## START Entries provided
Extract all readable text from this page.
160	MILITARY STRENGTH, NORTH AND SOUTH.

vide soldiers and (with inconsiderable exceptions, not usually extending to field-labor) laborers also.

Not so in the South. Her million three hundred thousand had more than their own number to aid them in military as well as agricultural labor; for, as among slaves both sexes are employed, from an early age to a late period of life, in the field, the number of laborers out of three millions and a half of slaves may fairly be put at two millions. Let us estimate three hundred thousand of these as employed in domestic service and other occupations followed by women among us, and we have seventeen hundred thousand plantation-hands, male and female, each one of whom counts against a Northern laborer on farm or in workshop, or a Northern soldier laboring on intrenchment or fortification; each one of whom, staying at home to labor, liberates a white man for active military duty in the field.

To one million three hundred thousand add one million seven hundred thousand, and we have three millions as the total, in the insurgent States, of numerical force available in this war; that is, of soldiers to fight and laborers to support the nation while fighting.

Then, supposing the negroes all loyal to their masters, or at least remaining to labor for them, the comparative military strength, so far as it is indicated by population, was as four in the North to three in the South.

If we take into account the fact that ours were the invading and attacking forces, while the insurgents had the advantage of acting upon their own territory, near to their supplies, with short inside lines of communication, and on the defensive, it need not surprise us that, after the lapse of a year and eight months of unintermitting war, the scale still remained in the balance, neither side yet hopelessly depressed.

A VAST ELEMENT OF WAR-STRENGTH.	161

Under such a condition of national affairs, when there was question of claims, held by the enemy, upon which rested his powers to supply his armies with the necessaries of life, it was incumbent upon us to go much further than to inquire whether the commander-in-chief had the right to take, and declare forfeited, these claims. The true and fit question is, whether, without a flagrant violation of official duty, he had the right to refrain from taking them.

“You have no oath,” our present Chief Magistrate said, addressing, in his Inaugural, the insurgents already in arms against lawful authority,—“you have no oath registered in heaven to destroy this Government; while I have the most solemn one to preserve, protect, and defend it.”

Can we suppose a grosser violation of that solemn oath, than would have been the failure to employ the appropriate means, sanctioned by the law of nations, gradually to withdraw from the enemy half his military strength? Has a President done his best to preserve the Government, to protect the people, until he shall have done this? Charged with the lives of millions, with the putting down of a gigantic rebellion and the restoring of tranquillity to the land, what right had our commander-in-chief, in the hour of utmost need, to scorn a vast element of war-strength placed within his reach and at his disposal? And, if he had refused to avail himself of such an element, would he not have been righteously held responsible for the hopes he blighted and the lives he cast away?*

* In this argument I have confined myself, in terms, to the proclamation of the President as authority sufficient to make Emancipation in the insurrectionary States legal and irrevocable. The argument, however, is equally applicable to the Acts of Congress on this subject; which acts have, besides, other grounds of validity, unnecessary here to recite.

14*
## END Entries provided
> **The task**: Copy every line of the data that holds the string "right".

> **Finished exercise**:
Under such a condition of national affairs, when there was question of claims, held by the enemy, upon which rested his powers to supply his armies with the necessaries of life, it was incumbent upon us to go much further than to inquire whether the commander-in-chief had the right to take, and declare forfeited, these claims. The true and fit question is, whether, without a flagrant violation of official duty, he had the right to refrain from taking them.
Can we suppose a grosser violation of that solemn oath, than would have been the failure to employ the appropriate means, sanctioned by the law of nations, gradually to withdraw from the enemy half his military strength? Has a President done his best to preserve the Government, to protect the people, until he shall have done this? Charged with the lives of millions, with the putting down of a gigantic rebellion and the restoring of tranquillity to the land, what right had our commander-in-chief, in the hour of utmost need, to scorn a vast element of war-strength placed within his reach and at his disposal? And, if he had refused to avail himself of such an element, would he not have been righteously held responsible for the hopes he blighted and the lives he cast away?*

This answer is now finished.